* **Stated task**
Find the word "icon" in the data. Return every line where it appears.

* **Dataset excerpts**
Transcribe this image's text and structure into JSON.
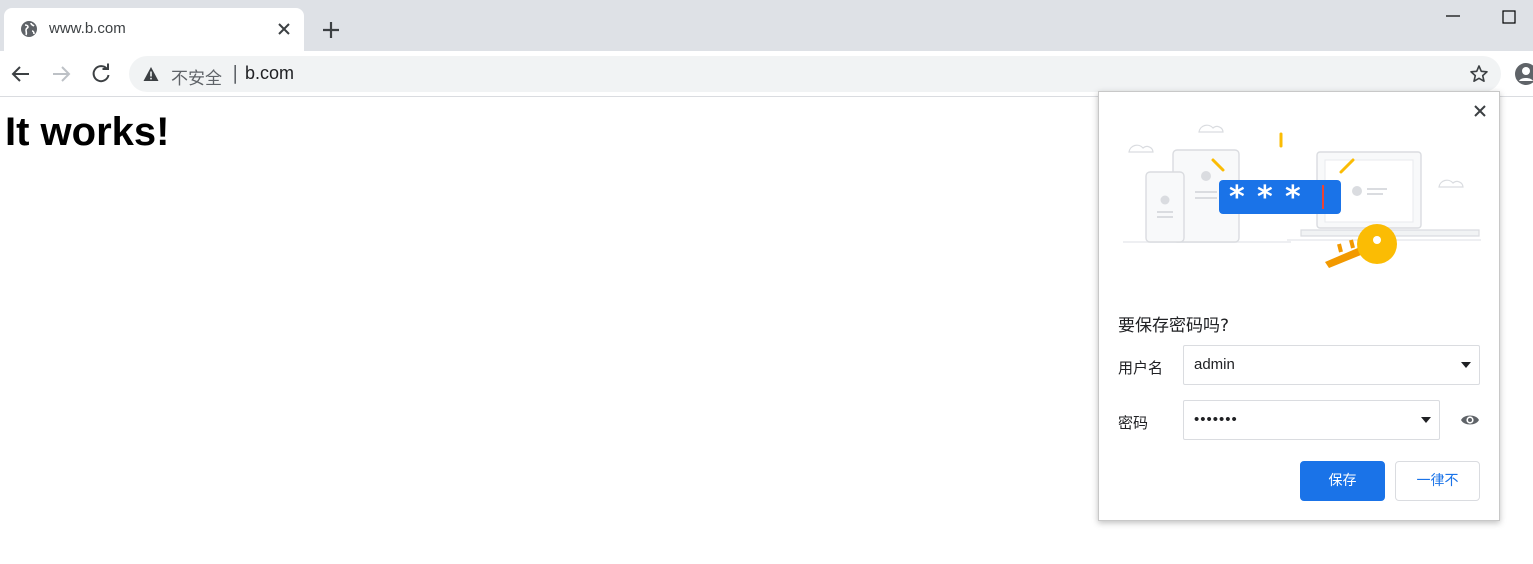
{
  "tab": {
    "title": "www.b.com",
    "favicon": "globe-icon",
    "close_icon": "close-icon"
  },
  "toolbar": {
    "security_label": "不安全",
    "separator": "|",
    "url": "b.com"
  },
  "page": {
    "heading": "It works!"
  },
  "password_bubble": {
    "title": "要保存密码吗?",
    "username_label": "用户名",
    "username_value": "admin",
    "password_label": "密码",
    "password_value": "•••••••",
    "save_label": "保存",
    "never_label": "一律不"
  },
  "colors": {
    "accent": "#1a73e8",
    "tabstrip": "#dee1e6",
    "omnibox": "#f1f3f4",
    "key_yellow": "#fbbc04"
  }
}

* **Exercise response**
    "favicon": "globe-icon",
    "close_icon": "close-icon"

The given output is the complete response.